▸ Given problem: Search the entries below. Return every line that has "products" in it.

▸ Dataset rows about figures:
====================

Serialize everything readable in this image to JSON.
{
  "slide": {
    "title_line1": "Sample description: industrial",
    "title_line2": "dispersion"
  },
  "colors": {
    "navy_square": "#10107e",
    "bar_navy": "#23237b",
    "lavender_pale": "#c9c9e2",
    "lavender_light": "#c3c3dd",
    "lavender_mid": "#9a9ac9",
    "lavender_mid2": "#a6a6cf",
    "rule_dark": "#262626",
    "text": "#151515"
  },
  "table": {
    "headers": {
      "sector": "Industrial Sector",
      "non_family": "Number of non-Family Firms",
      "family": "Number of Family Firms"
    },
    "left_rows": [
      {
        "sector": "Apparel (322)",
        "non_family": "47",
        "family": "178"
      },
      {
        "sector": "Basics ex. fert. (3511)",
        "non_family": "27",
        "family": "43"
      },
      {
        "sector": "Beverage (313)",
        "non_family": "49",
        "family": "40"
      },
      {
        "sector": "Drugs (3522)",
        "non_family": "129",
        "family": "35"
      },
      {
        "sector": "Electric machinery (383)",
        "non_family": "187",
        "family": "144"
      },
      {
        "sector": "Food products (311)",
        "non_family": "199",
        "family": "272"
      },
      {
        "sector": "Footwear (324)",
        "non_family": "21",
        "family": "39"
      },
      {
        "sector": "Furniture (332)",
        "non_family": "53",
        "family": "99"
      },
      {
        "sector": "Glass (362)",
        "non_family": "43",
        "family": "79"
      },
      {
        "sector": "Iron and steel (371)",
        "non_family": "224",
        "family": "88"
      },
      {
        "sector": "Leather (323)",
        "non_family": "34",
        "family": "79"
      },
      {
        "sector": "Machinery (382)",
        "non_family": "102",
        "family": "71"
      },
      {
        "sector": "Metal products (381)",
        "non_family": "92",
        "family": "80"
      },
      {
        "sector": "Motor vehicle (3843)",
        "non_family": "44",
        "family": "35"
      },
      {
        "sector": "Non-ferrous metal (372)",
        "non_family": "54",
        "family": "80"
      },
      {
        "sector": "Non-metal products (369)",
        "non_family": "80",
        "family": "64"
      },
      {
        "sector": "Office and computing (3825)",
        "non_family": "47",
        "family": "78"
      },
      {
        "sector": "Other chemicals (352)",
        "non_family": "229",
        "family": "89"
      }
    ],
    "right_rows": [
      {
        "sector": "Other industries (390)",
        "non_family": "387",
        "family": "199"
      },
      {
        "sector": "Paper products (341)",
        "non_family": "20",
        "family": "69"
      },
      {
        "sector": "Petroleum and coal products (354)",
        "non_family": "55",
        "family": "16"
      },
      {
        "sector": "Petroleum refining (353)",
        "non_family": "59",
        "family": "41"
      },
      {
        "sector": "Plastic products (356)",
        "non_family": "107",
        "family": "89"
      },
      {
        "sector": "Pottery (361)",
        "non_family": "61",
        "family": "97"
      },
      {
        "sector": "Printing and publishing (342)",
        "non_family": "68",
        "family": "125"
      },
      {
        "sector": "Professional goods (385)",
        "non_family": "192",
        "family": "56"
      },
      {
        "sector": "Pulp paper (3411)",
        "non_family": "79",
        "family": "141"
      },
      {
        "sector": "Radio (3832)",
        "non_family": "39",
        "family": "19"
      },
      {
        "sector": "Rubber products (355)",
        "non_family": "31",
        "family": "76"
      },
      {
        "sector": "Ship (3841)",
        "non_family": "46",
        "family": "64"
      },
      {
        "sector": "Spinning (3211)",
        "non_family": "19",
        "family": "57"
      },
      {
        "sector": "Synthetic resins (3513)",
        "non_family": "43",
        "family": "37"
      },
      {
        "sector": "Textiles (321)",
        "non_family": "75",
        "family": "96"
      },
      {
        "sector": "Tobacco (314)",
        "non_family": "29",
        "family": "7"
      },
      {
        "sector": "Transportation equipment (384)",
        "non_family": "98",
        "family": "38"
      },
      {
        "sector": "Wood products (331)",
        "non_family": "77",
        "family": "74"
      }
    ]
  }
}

====================

▸ Full output:
        "sector": "Food products (311)",
        "sector": "Metal products (381)",
        "sector": "Non-metal products (369)",
        "sector": "Paper products (341)",
        "sector": "Petroleum and coal products (354)",
        "sector": "Plastic products (356)",
        "sector": "Rubber products (355)",
        "sector": "Wood products (331)",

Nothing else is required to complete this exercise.